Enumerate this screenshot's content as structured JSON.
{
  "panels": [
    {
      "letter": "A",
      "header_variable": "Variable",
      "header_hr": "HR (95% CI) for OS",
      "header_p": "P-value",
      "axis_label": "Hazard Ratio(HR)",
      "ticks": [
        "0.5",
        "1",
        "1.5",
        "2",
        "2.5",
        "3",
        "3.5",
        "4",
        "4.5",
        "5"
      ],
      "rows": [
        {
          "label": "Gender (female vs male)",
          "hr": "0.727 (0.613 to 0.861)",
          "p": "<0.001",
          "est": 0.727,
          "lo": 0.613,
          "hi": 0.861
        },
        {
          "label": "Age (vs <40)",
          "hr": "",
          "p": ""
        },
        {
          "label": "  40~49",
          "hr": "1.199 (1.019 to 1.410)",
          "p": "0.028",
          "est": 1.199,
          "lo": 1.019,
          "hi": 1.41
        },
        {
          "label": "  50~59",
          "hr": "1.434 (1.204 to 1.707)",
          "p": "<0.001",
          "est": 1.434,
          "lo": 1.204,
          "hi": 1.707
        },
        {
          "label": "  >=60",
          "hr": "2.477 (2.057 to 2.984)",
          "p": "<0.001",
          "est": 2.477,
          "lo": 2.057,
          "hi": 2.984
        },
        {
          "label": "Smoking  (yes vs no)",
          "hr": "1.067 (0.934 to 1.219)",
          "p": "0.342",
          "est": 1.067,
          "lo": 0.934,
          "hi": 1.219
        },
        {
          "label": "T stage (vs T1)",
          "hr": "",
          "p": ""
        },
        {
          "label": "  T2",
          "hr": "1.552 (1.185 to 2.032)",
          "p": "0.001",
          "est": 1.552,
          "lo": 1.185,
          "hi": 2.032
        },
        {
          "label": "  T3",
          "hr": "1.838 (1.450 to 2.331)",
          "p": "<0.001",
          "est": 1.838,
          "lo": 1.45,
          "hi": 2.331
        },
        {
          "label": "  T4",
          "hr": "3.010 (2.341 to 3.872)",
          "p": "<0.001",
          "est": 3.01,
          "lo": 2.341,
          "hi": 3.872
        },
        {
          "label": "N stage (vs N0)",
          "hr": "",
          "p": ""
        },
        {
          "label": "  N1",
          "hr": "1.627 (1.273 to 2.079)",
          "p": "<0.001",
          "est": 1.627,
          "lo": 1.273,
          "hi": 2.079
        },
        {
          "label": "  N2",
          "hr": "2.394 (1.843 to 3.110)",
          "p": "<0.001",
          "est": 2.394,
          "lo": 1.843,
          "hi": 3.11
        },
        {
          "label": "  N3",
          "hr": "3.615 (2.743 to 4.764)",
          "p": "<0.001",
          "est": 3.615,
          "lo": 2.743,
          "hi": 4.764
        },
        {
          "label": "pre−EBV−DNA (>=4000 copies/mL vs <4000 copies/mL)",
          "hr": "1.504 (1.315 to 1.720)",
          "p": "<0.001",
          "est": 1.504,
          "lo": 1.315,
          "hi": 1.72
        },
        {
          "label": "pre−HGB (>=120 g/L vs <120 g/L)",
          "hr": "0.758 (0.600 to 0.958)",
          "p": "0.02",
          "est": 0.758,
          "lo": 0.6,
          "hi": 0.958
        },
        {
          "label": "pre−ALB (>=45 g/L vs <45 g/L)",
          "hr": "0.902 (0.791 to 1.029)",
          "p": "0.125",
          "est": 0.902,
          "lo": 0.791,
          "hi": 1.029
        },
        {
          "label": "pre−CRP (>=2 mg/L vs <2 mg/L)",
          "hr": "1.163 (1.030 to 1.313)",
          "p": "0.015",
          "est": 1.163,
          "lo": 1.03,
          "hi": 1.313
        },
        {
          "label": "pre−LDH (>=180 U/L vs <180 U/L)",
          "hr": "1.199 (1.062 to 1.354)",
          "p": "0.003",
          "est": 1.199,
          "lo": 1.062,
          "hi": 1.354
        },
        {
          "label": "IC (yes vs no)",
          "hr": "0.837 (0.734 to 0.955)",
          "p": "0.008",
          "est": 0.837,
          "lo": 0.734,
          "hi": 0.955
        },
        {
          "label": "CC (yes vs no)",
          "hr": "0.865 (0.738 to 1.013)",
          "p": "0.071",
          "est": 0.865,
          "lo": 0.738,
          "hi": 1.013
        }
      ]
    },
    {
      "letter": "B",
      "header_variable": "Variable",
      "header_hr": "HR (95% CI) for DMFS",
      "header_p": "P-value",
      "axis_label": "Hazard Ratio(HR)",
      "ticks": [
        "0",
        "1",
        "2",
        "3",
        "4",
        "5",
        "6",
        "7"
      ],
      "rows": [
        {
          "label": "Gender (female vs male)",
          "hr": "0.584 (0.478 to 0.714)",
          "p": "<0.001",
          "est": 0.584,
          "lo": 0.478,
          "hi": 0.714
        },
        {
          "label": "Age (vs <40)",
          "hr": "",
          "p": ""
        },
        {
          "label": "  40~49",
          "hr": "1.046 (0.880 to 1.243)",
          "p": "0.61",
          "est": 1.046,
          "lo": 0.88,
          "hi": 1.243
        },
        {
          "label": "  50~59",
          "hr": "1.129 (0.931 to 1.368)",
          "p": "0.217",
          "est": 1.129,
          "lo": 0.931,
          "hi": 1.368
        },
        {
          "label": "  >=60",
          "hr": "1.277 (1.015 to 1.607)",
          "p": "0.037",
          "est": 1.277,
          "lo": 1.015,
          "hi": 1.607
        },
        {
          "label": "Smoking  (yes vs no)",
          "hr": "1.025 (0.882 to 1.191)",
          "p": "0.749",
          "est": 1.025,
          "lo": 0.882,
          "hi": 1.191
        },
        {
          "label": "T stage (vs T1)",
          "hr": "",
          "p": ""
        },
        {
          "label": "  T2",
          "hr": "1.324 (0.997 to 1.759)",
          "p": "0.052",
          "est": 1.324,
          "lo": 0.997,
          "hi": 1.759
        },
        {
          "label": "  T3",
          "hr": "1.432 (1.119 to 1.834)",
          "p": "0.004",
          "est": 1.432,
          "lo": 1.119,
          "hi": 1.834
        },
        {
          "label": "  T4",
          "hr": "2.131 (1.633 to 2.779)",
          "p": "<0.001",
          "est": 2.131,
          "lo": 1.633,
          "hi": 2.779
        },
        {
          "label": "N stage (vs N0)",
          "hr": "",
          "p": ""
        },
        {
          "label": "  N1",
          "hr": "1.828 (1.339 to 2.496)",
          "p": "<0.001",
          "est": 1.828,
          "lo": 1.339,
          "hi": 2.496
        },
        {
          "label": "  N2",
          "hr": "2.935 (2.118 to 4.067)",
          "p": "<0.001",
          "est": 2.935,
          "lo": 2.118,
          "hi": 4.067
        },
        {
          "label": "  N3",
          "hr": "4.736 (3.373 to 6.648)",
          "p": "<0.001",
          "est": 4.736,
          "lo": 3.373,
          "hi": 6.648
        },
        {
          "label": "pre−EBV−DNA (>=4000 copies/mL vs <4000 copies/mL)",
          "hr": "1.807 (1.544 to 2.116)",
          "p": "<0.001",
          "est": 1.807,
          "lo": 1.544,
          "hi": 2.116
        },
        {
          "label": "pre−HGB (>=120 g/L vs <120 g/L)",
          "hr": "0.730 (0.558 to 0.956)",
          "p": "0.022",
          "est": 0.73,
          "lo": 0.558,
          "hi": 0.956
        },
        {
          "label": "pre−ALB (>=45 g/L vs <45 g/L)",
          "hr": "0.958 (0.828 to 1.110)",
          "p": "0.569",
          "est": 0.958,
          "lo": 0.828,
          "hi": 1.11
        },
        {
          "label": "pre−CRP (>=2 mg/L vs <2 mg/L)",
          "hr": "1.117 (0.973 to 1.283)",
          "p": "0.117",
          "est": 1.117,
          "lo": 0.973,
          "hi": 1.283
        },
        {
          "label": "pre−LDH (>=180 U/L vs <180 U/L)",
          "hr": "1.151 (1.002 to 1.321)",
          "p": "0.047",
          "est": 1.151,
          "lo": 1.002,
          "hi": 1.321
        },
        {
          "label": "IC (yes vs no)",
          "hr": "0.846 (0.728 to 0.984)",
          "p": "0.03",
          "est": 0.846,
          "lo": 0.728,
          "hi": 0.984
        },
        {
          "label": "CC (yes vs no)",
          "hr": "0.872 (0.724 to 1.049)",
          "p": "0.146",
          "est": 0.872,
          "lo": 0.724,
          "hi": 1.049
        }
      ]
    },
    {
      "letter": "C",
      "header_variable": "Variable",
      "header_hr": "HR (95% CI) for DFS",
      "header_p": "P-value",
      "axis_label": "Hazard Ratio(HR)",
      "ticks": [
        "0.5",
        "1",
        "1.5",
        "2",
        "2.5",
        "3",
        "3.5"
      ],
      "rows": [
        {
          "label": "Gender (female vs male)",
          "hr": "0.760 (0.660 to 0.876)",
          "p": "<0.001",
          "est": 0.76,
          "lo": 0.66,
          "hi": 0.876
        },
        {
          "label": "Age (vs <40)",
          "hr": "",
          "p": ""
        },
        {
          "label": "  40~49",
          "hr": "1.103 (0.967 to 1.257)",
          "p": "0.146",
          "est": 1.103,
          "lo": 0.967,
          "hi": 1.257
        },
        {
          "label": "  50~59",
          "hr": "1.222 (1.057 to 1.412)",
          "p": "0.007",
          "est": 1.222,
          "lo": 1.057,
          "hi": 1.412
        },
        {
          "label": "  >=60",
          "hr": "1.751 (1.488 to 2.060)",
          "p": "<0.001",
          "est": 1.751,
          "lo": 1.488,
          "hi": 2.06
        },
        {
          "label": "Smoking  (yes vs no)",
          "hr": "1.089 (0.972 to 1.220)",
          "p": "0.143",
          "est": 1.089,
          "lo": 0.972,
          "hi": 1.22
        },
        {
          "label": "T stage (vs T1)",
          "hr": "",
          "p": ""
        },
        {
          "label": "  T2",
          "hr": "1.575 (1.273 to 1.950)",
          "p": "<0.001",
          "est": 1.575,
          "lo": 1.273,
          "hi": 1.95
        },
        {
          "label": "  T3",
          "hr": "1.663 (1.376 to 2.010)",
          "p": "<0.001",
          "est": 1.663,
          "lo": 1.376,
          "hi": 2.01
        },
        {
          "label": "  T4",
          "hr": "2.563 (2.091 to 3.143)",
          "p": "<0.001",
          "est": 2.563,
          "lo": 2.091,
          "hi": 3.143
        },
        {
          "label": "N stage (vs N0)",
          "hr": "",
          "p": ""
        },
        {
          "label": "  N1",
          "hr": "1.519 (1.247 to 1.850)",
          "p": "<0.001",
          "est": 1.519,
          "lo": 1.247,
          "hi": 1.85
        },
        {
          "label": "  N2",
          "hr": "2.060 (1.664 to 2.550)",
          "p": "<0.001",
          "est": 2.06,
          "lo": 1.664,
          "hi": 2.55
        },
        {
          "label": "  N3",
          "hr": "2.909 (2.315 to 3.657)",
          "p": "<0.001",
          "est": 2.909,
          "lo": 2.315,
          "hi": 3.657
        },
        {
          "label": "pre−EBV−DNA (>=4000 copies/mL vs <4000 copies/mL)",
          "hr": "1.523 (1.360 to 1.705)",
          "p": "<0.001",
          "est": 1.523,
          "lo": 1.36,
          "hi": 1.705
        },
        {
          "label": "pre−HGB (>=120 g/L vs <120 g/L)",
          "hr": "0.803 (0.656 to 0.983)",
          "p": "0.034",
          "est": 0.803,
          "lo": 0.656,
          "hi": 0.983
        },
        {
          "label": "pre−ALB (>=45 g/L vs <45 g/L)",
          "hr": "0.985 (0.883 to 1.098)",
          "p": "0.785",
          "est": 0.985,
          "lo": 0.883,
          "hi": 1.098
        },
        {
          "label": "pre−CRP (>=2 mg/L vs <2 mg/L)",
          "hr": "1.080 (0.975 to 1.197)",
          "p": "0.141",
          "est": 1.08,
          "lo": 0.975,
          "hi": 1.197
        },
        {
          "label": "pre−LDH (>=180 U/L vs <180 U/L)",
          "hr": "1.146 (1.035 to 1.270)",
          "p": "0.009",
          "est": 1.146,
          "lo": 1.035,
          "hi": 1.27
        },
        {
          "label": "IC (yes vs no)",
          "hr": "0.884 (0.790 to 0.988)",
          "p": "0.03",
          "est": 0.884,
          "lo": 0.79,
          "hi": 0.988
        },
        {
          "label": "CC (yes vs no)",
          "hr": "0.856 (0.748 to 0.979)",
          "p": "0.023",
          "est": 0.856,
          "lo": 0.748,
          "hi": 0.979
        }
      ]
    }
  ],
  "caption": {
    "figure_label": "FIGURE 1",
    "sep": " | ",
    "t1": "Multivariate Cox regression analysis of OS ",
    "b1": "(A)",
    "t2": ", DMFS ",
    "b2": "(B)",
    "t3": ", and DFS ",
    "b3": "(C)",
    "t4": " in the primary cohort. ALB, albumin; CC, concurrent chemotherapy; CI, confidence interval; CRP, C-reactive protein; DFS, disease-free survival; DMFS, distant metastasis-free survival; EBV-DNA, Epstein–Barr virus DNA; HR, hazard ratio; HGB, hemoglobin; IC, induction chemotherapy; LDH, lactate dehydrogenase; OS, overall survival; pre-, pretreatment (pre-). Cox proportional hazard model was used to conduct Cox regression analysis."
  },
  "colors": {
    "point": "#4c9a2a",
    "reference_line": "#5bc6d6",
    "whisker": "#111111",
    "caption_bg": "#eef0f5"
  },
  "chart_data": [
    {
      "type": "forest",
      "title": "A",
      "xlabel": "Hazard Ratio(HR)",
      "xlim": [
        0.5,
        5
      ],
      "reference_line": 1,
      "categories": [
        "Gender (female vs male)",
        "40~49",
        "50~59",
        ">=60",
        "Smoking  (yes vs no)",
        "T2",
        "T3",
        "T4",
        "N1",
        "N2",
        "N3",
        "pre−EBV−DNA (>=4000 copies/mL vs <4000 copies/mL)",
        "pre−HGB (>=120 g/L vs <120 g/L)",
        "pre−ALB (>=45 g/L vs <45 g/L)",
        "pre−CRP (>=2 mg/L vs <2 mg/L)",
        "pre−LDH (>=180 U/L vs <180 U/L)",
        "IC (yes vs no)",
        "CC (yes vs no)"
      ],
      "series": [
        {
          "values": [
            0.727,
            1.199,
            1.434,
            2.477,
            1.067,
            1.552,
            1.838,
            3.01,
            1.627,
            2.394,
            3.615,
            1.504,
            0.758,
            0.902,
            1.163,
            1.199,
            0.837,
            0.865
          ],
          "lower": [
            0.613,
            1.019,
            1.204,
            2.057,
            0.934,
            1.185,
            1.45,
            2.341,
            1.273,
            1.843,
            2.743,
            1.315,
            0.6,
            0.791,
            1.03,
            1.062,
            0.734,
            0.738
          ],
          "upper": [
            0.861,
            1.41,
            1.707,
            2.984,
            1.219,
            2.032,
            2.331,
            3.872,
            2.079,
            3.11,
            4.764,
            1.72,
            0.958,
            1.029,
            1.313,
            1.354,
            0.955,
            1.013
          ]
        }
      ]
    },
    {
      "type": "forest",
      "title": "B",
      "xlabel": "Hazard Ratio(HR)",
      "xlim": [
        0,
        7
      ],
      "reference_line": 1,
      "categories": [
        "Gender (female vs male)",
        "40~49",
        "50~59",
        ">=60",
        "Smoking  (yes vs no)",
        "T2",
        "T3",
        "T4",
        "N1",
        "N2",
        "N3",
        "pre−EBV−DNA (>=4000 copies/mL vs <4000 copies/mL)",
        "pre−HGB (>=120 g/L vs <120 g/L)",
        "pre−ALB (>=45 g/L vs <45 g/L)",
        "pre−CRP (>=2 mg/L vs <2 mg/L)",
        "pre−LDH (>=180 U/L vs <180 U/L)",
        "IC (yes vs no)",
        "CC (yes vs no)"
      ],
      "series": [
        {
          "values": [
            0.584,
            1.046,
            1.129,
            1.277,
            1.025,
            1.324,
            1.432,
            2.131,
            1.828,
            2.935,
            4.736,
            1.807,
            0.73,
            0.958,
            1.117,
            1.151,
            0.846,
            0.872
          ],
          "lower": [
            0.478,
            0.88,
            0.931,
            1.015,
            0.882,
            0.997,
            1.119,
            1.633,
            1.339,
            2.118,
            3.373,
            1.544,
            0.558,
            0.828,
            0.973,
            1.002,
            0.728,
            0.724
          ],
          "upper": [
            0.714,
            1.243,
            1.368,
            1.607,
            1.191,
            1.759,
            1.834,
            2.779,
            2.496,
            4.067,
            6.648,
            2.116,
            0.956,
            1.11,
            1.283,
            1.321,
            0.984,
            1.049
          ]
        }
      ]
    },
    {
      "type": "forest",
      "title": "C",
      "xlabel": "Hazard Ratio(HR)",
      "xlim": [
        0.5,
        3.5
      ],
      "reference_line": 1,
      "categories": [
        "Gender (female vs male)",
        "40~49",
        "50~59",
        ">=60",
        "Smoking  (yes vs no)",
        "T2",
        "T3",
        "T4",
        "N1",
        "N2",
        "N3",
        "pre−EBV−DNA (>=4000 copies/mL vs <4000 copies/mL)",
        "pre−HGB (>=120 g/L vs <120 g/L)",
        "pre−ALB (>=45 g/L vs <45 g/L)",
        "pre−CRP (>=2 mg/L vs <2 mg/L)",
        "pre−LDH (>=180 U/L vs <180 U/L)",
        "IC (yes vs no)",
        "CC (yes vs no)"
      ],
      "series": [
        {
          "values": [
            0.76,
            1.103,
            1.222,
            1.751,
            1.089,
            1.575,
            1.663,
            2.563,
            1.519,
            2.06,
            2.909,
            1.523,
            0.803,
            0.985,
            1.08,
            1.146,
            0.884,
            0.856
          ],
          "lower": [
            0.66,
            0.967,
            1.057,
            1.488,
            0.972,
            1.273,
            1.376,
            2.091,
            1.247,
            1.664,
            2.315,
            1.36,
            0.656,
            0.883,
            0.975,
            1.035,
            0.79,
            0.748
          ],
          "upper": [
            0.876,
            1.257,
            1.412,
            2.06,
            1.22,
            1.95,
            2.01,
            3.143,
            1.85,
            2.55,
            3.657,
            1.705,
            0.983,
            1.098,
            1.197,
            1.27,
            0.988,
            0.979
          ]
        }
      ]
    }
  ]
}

§ §

**What you need to do:** Copy out all the lines of the records that include "regression".

**Solution for this task:**
    "t1": "Multivariate Cox regression analysis of OS ",
    "t4": " in the primary cohort. ALB, albumin; CC, concurrent chemotherapy; CI, confidence interval; CRP, C-reactive protein; DFS, disease-free survival; DMFS, distant metastasis-free survival; EBV-DNA, Epstein–Barr virus DNA; HR, hazard ratio; HGB, hemoglobin; IC, induction chemotherapy; LDH, lactate dehydrogenase; OS, overall survival; pre-, pretreatment (pre-). Cox proportional hazard model was used to conduct Cox regression analysis."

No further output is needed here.